■ Exercise requirements
Tally the lines in the data that follows that include the word "text", and report nothing but the total.

■ Data rows

####################

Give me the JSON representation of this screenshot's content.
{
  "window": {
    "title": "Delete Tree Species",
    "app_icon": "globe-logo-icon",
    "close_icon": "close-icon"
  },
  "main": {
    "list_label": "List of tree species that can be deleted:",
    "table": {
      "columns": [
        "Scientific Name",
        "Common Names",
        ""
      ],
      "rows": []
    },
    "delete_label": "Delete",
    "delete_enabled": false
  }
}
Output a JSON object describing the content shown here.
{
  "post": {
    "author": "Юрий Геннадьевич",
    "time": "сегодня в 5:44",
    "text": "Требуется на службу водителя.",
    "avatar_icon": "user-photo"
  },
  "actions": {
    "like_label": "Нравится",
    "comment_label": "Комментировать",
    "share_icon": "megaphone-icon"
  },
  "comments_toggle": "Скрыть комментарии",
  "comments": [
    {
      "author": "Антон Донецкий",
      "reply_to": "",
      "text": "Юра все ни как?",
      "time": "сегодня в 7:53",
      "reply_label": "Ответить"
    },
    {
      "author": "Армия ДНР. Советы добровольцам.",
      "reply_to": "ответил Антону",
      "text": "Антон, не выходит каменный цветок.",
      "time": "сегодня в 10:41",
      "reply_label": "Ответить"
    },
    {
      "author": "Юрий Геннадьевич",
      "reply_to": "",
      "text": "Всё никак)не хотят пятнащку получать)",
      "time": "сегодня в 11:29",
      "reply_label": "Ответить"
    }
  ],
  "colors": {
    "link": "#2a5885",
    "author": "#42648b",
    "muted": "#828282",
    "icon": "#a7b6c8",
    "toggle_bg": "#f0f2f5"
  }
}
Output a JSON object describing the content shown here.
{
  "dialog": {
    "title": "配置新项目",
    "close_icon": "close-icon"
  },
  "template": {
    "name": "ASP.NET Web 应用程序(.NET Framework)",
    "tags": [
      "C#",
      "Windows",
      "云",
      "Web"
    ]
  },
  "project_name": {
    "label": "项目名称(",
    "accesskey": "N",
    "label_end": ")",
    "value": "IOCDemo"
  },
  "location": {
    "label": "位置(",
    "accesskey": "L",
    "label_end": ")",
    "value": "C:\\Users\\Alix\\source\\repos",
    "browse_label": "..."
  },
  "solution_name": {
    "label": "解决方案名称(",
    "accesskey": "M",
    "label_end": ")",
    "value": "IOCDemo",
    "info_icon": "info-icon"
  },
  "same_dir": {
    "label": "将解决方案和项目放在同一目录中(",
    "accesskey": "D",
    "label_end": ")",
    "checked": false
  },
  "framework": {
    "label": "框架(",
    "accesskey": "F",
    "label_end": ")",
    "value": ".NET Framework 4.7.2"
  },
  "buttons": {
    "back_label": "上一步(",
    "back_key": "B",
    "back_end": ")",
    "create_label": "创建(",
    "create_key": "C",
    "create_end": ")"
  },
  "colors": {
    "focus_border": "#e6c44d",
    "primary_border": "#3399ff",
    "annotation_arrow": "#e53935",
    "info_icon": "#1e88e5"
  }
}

####################

■ Exercise answer
4